═══ SOURCE DATA

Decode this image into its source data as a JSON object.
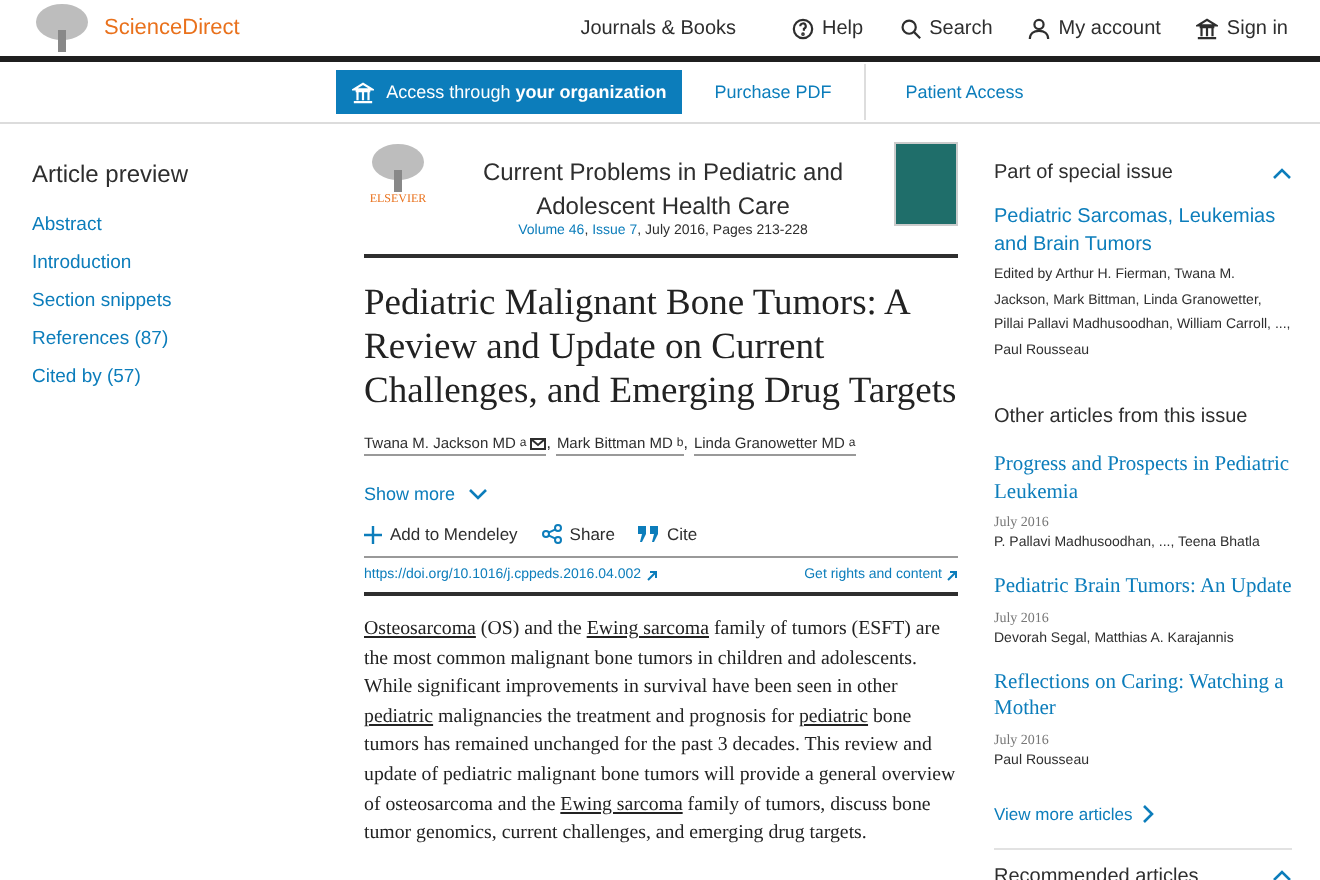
{
  "header": {
    "brand": "ScienceDirect",
    "nav": [
      {
        "label": "Journals & Books",
        "kind": "text"
      },
      {
        "label": "Help",
        "kind": "help"
      },
      {
        "label": "Search",
        "kind": "search"
      },
      {
        "label": "My account",
        "kind": "account"
      },
      {
        "label": "Sign in",
        "kind": "signin"
      }
    ]
  },
  "access_bar": {
    "access_button": {
      "prefix": "Access through ",
      "bold": "your organization"
    },
    "links": [
      "Purchase PDF",
      "Patient Access"
    ]
  },
  "sidebar": {
    "title": "Article preview",
    "items": [
      "Abstract",
      "Introduction",
      "Section snippets",
      "References (87)",
      "Cited by (57)"
    ]
  },
  "journal": {
    "publisher": "ELSEVIER",
    "name": "Current Problems in Pediatric and Adolescent Health Care",
    "volume_line": [
      {
        "text": "Volume 46",
        "link": true
      },
      {
        "text": ", ",
        "link": false
      },
      {
        "text": "Issue 7",
        "link": true
      },
      {
        "text": ", July 2016, Pages 213-228",
        "link": false
      }
    ]
  },
  "article": {
    "title": "Pediatric Malignant Bone Tumors: A Review and Update on Current Challenges, and Emerging Drug Targets",
    "authors": [
      {
        "name": "Twana M. Jackson MD",
        "sup": "a",
        "email": true,
        "separator": ","
      },
      {
        "name": "Mark Bittman MD",
        "sup": "b",
        "email": false,
        "separator": ","
      },
      {
        "name": "Linda Granowetter MD",
        "sup": "a",
        "email": false
      }
    ],
    "show_more": "Show more",
    "actions": [
      {
        "label": "Add to Mendeley",
        "kind": "add"
      },
      {
        "label": "Share",
        "kind": "share"
      },
      {
        "label": "Cite",
        "kind": "cite"
      }
    ],
    "doi": "https://doi.org/10.1016/j.cppeds.2016.04.002",
    "rights": "Get rights and content",
    "abstract": [
      {
        "text": "Osteosarcoma",
        "link": true
      },
      {
        "text": " (OS) and the ",
        "link": false
      },
      {
        "text": "Ewing sarcoma",
        "link": true
      },
      {
        "text": " family of tumors (ESFT) are the most common malignant bone tumors in children and adolescents. While significant improvements in survival have been seen in other ",
        "link": false
      },
      {
        "text": "pediatric",
        "link": true
      },
      {
        "text": " malignancies the treatment and prognosis for ",
        "link": false
      },
      {
        "text": "pediatric",
        "link": true
      },
      {
        "text": " bone tumors has remained unchanged for the past 3 decades. This review and update of pediatric malignant bone tumors will provide a general overview of osteosarcoma and the ",
        "link": false
      },
      {
        "text": "Ewing sarcoma",
        "link": true
      },
      {
        "text": " family of tumors, discuss bone tumor genomics, current challenges, and emerging drug targets.",
        "link": false
      }
    ]
  },
  "special_issue": {
    "heading": "Part of special issue",
    "expanded": true,
    "title": "Pediatric Sarcomas, Leukemias and Brain Tumors",
    "editors": "Edited by Arthur H. Fierman, Twana M. Jackson, Mark Bittman, Linda Granowetter, Pillai Pallavi Madhusoodhan, William Carroll, ..., Paul Rousseau"
  },
  "other_articles": {
    "heading": "Other articles from this issue",
    "items": [
      {
        "title": "Progress and Prospects in Pediatric Leukemia",
        "date": "July 2016",
        "authors": "P. Pallavi Madhusoodhan, ..., Teena Bhatla"
      },
      {
        "title": "Pediatric Brain Tumors: An Update",
        "date": "July 2016",
        "authors": "Devorah Segal, Matthias A. Karajannis"
      },
      {
        "title": "Reflections on Caring: Watching a Mother",
        "date": "July 2016",
        "authors": "Paul Rousseau"
      }
    ],
    "view_more": "View more articles"
  },
  "recommended": {
    "heading": "Recommended articles",
    "expanded": true
  }
}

══════

All of the material should be written out again exactly, apart from the pictures.

ANSWER BOX =
Decode this image into its source data as a JSON object.
{
  "header": {
    "brand": "ScienceDirect",
    "nav": [
      {
        "label": "Journals & Books",
        "kind": "text"
      },
      {
        "label": "Help",
        "kind": "help"
      },
      {
        "label": "Search",
        "kind": "search"
      },
      {
        "label": "My account",
        "kind": "account"
      },
      {
        "label": "Sign in",
        "kind": "signin"
      }
    ]
  },
  "access_bar": {
    "access_button": {
      "prefix": "Access through ",
      "bold": "your organization"
    },
    "links": [
      "Purchase PDF",
      "Patient Access"
    ]
  },
  "sidebar": {
    "title": "Article preview",
    "items": [
      "Abstract",
      "Introduction",
      "Section snippets",
      "References (87)",
      "Cited by (57)"
    ]
  },
  "journal": {
    "publisher": "ELSEVIER",
    "name": "Current Problems in Pediatric and Adolescent Health Care",
    "volume_line": [
      {
        "text": "Volume 46",
        "link": true
      },
      {
        "text": ", ",
        "link": false
      },
      {
        "text": "Issue 7",
        "link": true
      },
      {
        "text": ", July 2016, Pages 213-228",
        "link": false
      }
    ]
  },
  "article": {
    "title": "Pediatric Malignant Bone Tumors: A Review and Update on Current Challenges, and Emerging Drug Targets",
    "authors": [
      {
        "name": "Twana M. Jackson MD",
        "sup": "a",
        "email": true,
        "separator": ","
      },
      {
        "name": "Mark Bittman MD",
        "sup": "b",
        "email": false,
        "separator": ","
      },
      {
        "name": "Linda Granowetter MD",
        "sup": "a",
        "email": false
      }
    ],
    "show_more": "Show more",
    "actions": [
      {
        "label": "Add to Mendeley",
        "kind": "add"
      },
      {
        "label": "Share",
        "kind": "share"
      },
      {
        "label": "Cite",
        "kind": "cite"
      }
    ],
    "doi": "https://doi.org/10.1016/j.cppeds.2016.04.002",
    "rights": "Get rights and content",
    "abstract": [
      {
        "text": "Osteosarcoma",
        "link": true
      },
      {
        "text": " (OS) and the ",
        "link": false
      },
      {
        "text": "Ewing sarcoma",
        "link": true
      },
      {
        "text": " family of tumors (ESFT) are the most common malignant bone tumors in children and adolescents. While significant improvements in survival have been seen in other ",
        "link": false
      },
      {
        "text": "pediatric",
        "link": true
      },
      {
        "text": " malignancies the treatment and prognosis for ",
        "link": false
      },
      {
        "text": "pediatric",
        "link": true
      },
      {
        "text": " bone tumors has remained unchanged for the past 3 decades. This review and update of pediatric malignant bone tumors will provide a general overview of osteosarcoma and the ",
        "link": false
      },
      {
        "text": "Ewing sarcoma",
        "link": true
      },
      {
        "text": " family of tumors, discuss bone tumor genomics, current challenges, and emerging drug targets.",
        "link": false
      }
    ]
  },
  "special_issue": {
    "heading": "Part of special issue",
    "expanded": true,
    "title": "Pediatric Sarcomas, Leukemias and Brain Tumors",
    "editors": "Edited by Arthur H. Fierman, Twana M. Jackson, Mark Bittman, Linda Granowetter, Pillai Pallavi Madhusoodhan, William Carroll, ..., Paul Rousseau"
  },
  "other_articles": {
    "heading": "Other articles from this issue",
    "items": [
      {
        "title": "Progress and Prospects in Pediatric Leukemia",
        "date": "July 2016",
        "authors": "P. Pallavi Madhusoodhan, ..., Teena Bhatla"
      },
      {
        "title": "Pediatric Brain Tumors: An Update",
        "date": "July 2016",
        "authors": "Devorah Segal, Matthias A. Karajannis"
      },
      {
        "title": "Reflections on Caring: Watching a Mother",
        "date": "July 2016",
        "authors": "Paul Rousseau"
      }
    ],
    "view_more": "View more articles"
  },
  "recommended": {
    "heading": "Recommended articles",
    "expanded": true
  }
}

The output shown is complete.